§ Excerto fornecido:
· · ·

Classificação

9
Interpretação
8.5
Argumento
8
Realização
7.5
Banda Sonora

Pode conter spoilers!

A Apple entrou, neste dia 1 de novembro, num novo mercado competitivo dominado pela Netflix e Amazon, o mercado de streaming, lançando a sua nova plataforma, Apple TV+.

De maneira a tentar combater estes gigantes, este ‘monstro’ tecnológico sabe que tem de entregar aos espectadores conteúdo de topo e por isso mesmo lançou algumas séries bastante boas logo no dia de abertura. A que me traz aqui hoje é nada mais que See.

See é uma série pós-apocalíptica que tem como ator principal Jason Momoa (Game of Thrones, Aquaman) e como escritor e showrunner Steve Knight, com provas dadas de ser capaz de criar personagens memoráveis tais como Thomas ‘fucking’ Shelby de Peaky Blinders.

Aqui, Knight criou um mundo distópico que é realmente estranho, mas também maravilhoso. Esta história situa-se 600 anos depois de um vírus mortal ter dizimado quase toda a humanidade e todos os seres humanos que conseguiram procriar a partir desse dia só tiveram filhos cegos, sendo que a trama se centra numa tribo local, liderada por Baba Voss (Momoa), que está prestes a entrar em guerra.

Este primeiro episódio foi muito interessante, intenso e divertido ao mesmo tempo. Faz séculos que o vírus devastou a humanidade e todas as pessoas adotaram estilos de vida mais inclinados a magias, sendo que também algumas aumentaram outros sentidos devido à perda da visão. Existem personagens que ouvem muito melhor que outros; por exemplo, existe um que pode ouvir a quantas batidas do coração as pessoas estão de distância. Outros podem sentir medo e raiva. É uma adição engraçada e mal posso esperar para ver como isso se vai desenrolar nos próximos episódios.

· · ·

Dados de reconhecimento da estrutura de documentos:
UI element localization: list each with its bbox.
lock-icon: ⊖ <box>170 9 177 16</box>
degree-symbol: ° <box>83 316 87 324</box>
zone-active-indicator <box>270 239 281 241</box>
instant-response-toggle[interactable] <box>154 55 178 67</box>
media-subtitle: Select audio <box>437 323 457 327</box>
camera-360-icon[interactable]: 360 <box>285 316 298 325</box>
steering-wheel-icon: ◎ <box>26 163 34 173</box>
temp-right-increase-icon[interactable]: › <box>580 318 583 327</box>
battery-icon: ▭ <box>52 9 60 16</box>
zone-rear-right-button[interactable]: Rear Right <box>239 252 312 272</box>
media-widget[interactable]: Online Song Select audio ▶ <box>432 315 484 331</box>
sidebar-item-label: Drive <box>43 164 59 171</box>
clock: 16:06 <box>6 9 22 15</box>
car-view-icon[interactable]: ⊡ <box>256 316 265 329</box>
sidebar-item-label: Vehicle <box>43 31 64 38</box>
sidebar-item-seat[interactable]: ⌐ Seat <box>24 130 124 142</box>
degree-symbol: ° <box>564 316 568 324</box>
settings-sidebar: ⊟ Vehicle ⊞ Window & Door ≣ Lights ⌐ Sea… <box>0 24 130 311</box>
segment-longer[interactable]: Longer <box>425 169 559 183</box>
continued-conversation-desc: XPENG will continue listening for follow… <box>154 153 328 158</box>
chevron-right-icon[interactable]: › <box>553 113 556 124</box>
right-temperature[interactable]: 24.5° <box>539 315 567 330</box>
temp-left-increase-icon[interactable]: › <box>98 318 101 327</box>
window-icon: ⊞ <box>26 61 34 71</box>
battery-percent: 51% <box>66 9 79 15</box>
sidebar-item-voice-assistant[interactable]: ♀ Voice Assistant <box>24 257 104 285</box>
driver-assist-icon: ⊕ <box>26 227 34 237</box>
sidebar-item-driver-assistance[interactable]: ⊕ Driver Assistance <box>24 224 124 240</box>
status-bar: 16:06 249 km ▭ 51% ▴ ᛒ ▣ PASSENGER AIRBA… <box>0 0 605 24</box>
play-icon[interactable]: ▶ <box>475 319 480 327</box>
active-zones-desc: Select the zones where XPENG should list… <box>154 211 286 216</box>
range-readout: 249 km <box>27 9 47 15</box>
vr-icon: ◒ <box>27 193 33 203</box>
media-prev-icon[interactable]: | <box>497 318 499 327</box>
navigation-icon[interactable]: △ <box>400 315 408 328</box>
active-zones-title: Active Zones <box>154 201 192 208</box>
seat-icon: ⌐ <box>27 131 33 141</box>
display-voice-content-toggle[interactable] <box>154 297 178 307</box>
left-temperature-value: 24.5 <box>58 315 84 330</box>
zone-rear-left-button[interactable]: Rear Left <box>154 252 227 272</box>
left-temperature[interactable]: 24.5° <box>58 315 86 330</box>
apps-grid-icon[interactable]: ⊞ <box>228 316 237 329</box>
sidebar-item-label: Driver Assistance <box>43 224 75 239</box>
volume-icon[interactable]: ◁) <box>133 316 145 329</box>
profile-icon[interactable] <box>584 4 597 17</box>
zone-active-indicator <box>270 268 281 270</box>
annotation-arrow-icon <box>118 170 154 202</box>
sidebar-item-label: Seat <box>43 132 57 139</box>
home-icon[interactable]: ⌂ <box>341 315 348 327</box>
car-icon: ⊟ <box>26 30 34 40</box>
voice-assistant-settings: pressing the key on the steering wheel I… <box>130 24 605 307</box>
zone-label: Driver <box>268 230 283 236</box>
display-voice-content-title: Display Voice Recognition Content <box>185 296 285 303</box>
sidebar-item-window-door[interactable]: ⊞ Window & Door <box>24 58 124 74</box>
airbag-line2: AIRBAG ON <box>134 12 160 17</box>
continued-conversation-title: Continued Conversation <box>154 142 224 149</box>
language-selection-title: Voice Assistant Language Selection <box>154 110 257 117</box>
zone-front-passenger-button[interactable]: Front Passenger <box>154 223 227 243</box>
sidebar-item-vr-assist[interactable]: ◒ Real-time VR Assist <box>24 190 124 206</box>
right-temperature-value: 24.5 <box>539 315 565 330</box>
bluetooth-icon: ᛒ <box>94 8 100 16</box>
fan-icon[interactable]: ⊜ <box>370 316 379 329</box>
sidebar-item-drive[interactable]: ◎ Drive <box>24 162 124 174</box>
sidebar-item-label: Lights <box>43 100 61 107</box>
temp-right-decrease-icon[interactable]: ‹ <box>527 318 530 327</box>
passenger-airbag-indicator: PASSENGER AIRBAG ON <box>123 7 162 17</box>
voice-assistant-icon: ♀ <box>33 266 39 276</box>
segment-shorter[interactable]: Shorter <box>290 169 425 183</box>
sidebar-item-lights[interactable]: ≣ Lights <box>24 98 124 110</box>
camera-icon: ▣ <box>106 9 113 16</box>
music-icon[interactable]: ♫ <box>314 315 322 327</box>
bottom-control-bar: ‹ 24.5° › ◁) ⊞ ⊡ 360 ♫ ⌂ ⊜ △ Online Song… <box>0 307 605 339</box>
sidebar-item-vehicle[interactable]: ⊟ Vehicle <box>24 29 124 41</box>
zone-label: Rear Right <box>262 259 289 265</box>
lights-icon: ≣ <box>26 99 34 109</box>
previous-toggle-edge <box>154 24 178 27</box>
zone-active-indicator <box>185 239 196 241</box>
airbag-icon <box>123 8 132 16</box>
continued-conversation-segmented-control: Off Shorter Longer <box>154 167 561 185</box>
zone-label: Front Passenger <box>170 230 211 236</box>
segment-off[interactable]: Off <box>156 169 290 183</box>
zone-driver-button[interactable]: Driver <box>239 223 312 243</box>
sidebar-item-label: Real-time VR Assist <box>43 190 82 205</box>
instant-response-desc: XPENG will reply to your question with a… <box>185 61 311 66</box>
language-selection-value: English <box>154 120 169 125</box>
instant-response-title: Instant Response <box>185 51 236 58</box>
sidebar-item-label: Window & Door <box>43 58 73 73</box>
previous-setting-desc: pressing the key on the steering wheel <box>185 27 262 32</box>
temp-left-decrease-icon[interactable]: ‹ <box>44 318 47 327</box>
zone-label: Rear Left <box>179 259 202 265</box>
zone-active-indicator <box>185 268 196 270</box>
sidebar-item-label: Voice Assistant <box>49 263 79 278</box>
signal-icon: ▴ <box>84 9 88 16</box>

· · ·

§ Tarefa a realizar:
Segundo a crítica da série See, por que motivo a Apple lançou algumas séries bastante boas logo no dia de abertura da Apple TV+? Por favor, explique em uma a três frases.

§ Espaço de resposta:
Para tentar combater a Netflix e a Amazon, que dominam o mercado de streaming, a Apple sabe que tem de entregar aos espectadores conteúdo de topo. Por isso mesmo, lançou algumas séries bastante boas logo no dia de abertura da sua nova plataforma.